• GIVEN REQUEST: Select, from the material below, each line with "JSON" in it.

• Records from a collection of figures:
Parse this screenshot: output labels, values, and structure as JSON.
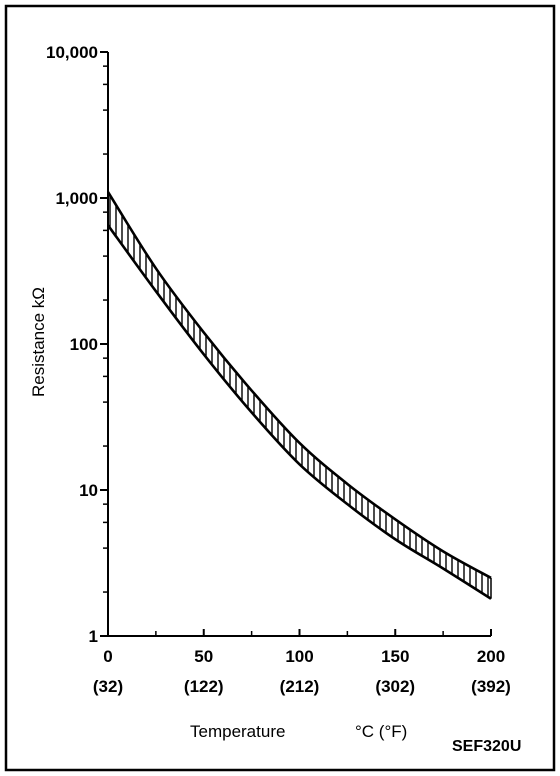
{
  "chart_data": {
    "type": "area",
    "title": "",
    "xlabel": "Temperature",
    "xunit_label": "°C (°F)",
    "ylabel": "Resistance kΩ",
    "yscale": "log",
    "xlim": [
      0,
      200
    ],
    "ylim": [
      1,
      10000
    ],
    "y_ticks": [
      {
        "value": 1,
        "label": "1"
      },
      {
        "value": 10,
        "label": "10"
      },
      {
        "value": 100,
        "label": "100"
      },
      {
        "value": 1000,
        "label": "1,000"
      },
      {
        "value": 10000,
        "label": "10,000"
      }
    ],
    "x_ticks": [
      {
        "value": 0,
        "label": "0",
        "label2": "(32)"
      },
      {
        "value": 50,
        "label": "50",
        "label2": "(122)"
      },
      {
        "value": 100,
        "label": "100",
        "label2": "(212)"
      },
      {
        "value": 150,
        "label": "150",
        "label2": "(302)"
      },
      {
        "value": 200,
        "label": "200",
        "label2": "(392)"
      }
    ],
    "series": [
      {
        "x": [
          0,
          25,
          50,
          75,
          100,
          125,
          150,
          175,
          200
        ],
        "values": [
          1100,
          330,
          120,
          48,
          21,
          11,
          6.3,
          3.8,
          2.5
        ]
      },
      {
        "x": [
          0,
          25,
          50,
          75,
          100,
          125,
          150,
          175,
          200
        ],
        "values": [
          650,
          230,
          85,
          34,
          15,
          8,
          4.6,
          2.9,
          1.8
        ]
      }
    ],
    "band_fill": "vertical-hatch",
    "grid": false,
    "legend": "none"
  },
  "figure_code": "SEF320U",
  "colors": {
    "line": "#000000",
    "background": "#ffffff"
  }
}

==

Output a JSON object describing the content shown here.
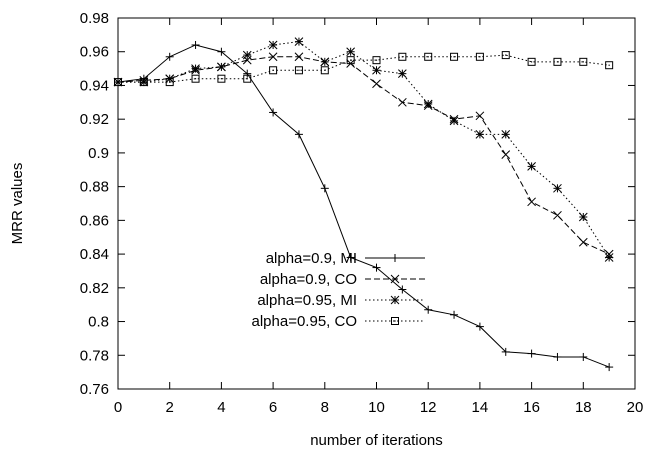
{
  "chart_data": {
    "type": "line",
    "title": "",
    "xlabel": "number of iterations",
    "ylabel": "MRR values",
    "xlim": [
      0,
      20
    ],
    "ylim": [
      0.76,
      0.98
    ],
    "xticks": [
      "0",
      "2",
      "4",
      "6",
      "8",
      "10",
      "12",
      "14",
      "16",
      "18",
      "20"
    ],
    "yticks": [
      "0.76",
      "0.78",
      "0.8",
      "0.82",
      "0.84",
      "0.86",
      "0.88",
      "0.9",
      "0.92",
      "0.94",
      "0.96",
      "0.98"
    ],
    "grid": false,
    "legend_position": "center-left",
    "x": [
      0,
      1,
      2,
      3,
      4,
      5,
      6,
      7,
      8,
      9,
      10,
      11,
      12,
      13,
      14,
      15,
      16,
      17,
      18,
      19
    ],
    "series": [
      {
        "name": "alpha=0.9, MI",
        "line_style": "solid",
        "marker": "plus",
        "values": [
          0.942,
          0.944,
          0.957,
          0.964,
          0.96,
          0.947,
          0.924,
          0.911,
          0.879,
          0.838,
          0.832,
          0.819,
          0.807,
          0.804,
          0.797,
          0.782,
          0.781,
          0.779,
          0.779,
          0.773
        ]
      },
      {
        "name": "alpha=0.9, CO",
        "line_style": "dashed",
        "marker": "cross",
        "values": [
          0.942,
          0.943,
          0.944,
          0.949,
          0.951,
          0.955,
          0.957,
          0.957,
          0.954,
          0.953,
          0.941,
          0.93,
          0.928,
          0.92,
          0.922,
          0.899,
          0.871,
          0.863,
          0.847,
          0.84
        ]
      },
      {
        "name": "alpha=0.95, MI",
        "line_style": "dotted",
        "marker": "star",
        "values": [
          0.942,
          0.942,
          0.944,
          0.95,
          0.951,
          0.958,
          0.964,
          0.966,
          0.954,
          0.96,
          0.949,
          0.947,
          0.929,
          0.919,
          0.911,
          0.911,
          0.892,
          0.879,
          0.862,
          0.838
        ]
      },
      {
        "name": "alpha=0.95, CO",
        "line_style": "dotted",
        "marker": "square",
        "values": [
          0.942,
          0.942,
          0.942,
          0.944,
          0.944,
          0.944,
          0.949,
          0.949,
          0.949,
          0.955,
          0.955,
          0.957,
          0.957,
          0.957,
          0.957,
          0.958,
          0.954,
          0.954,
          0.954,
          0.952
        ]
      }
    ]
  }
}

• WRITTEN SOLUTION:
Parse this screenshot: output labels, values, and structure as JSON.
Output a JSON object describing the content shown here.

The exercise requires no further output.